━━━ Records to use ━━━
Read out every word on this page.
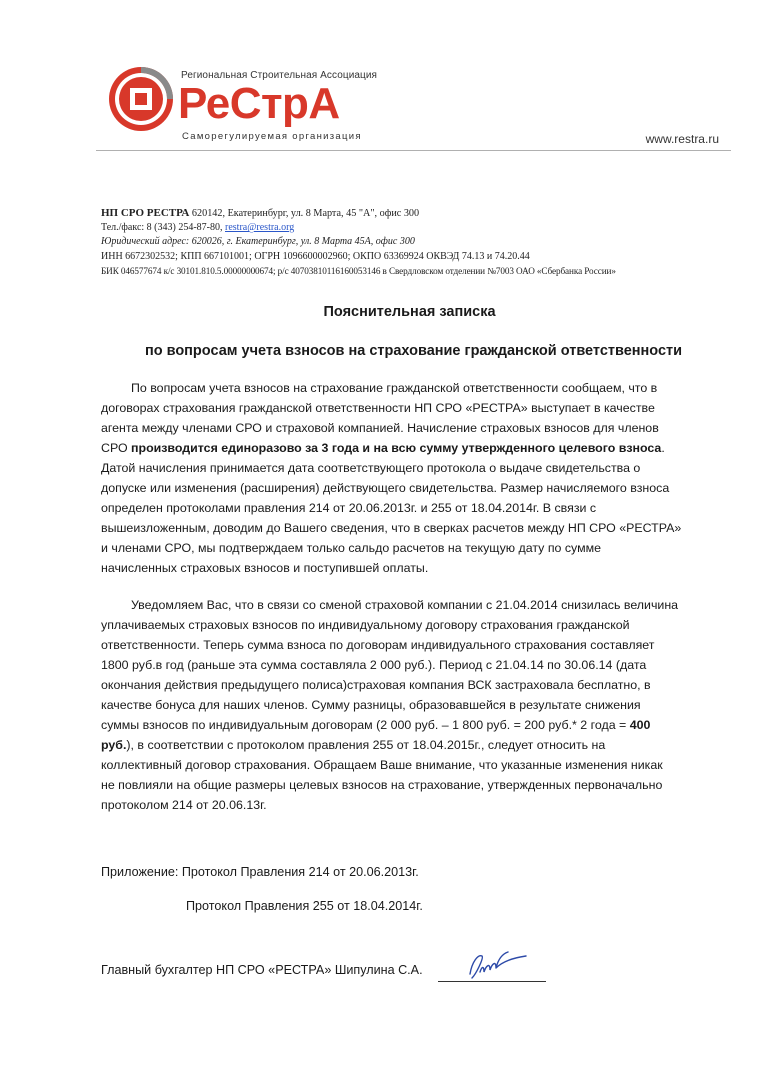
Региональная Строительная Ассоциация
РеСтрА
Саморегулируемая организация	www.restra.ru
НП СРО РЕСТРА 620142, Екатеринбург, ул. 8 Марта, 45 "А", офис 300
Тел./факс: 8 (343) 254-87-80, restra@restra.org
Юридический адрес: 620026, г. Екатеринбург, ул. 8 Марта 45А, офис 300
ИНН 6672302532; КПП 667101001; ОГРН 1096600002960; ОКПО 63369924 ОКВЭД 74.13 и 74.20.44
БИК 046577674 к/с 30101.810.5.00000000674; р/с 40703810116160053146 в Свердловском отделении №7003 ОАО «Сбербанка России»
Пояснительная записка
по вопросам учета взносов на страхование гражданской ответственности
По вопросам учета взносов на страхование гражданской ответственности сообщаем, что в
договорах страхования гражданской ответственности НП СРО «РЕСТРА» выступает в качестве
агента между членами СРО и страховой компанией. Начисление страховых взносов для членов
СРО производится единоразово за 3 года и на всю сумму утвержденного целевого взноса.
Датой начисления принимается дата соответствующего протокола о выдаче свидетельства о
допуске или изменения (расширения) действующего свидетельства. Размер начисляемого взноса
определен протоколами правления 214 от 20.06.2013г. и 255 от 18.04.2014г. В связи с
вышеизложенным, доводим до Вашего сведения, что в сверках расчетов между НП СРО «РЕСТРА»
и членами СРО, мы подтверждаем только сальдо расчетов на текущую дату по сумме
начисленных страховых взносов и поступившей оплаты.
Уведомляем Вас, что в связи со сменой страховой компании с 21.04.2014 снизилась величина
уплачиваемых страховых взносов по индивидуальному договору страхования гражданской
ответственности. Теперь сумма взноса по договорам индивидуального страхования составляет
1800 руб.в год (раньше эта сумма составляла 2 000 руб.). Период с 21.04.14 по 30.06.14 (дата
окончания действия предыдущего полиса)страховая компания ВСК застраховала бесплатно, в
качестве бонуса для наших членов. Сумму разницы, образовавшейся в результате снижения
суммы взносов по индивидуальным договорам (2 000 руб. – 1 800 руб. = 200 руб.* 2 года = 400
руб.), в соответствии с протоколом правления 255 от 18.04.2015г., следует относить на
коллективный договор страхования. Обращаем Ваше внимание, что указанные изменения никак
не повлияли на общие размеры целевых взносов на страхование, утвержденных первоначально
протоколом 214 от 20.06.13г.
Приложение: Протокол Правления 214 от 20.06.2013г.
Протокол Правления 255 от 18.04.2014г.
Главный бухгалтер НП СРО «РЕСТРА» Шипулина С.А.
━━━
--- Stated exercise ---
Report all lines of the data above that include the string "страховой".

--- Written reply ---
агента между членами СРО и страховой компанией. Начисление страховых взносов для членов
Уведомляем Вас, что в связи со сменой страховой компании с 21.04.2014 снизилась величина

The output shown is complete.